- [Exercise]: Would you output the whole listing below, exactly as it reads?

- [Exercise input]:

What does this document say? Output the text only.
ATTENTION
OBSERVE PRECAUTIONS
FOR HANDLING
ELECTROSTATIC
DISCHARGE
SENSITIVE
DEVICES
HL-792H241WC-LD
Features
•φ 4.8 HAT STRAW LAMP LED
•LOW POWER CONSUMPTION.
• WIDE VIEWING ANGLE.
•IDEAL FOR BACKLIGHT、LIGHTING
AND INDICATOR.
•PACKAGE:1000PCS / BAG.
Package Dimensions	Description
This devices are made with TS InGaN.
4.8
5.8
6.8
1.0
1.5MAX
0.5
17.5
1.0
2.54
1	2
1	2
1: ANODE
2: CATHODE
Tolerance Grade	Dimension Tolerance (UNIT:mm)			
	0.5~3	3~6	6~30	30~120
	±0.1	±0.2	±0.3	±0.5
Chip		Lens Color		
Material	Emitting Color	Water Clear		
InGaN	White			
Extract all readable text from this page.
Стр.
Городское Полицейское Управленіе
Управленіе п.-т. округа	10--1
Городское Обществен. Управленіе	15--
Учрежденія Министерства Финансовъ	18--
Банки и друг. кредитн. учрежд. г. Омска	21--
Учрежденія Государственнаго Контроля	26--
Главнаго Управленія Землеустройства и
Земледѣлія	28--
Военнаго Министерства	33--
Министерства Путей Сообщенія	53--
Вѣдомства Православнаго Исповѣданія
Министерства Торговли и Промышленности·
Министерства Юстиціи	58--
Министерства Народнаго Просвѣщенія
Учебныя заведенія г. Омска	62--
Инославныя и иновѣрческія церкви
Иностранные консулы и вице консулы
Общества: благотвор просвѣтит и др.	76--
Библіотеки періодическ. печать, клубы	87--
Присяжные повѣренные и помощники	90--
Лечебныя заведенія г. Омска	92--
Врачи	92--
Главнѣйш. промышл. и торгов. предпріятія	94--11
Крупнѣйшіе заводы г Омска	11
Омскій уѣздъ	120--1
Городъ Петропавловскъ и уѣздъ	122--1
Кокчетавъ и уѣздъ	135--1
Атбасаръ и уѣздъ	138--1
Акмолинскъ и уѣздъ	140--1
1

- [Task solution]:
What does this document say? Output the text only.
ATTENTION
OBSERVE PRECAUTIONS
FOR HANDLING
ELECTROSTATIC
DISCHARGE
SENSITIVE
DEVICES
HL-792H241WC-LD
Features
•φ 4.8 HAT STRAW LAMP LED
•LOW POWER CONSUMPTION.
• WIDE VIEWING ANGLE.
•IDEAL FOR BACKLIGHT、LIGHTING
AND INDICATOR.
•PACKAGE:1000PCS / BAG.
Package Dimensions	Description
This devices are made with TS InGaN.
4.8
5.8
6.8
1.0
1.5MAX
0.5
17.5
1.0
2.54
1	2
1	2
1: ANODE
2: CATHODE
Tolerance Grade	Dimension Tolerance (UNIT:mm)			
	0.5~3	3~6	6~30	30~120
	±0.1	±0.2	±0.3	±0.5
Chip		Lens Color		
Material	Emitting Color	Water Clear		
InGaN	White			
Extract all readable text from this page.
Стр.
Городское Полицейское Управленіе
Управленіе п.-т. округа	10--1
Городское Обществен. Управленіе	15--
Учрежденія Министерства Финансовъ	18--
Банки и друг. кредитн. учрежд. г. Омска	21--
Учрежденія Государственнаго Контроля	26--
Главнаго Управленія Землеустройства и
Земледѣлія	28--
Военнаго Министерства	33--
Министерства Путей Сообщенія	53--
Вѣдомства Православнаго Исповѣданія
Министерства Торговли и Промышленности·
Министерства Юстиціи	58--
Министерства Народнаго Просвѣщенія
Учебныя заведенія г. Омска	62--
Инославныя и иновѣрческія церкви
Иностранные консулы и вице консулы
Общества: благотвор просвѣтит и др.	76--
Библіотеки періодическ. печать, клубы	87--
Присяжные повѣренные и помощники	90--
Лечебныя заведенія г. Омска	92--
Врачи	92--
Главнѣйш. промышл. и торгов. предпріятія	94--11
Крупнѣйшіе заводы г Омска	11
Омскій уѣздъ	120--1
Городъ Петропавловскъ и уѣздъ	122--1
Кокчетавъ и уѣздъ	135--1
Атбасаръ и уѣздъ	138--1
Акмолинскъ и уѣздъ	140--1
1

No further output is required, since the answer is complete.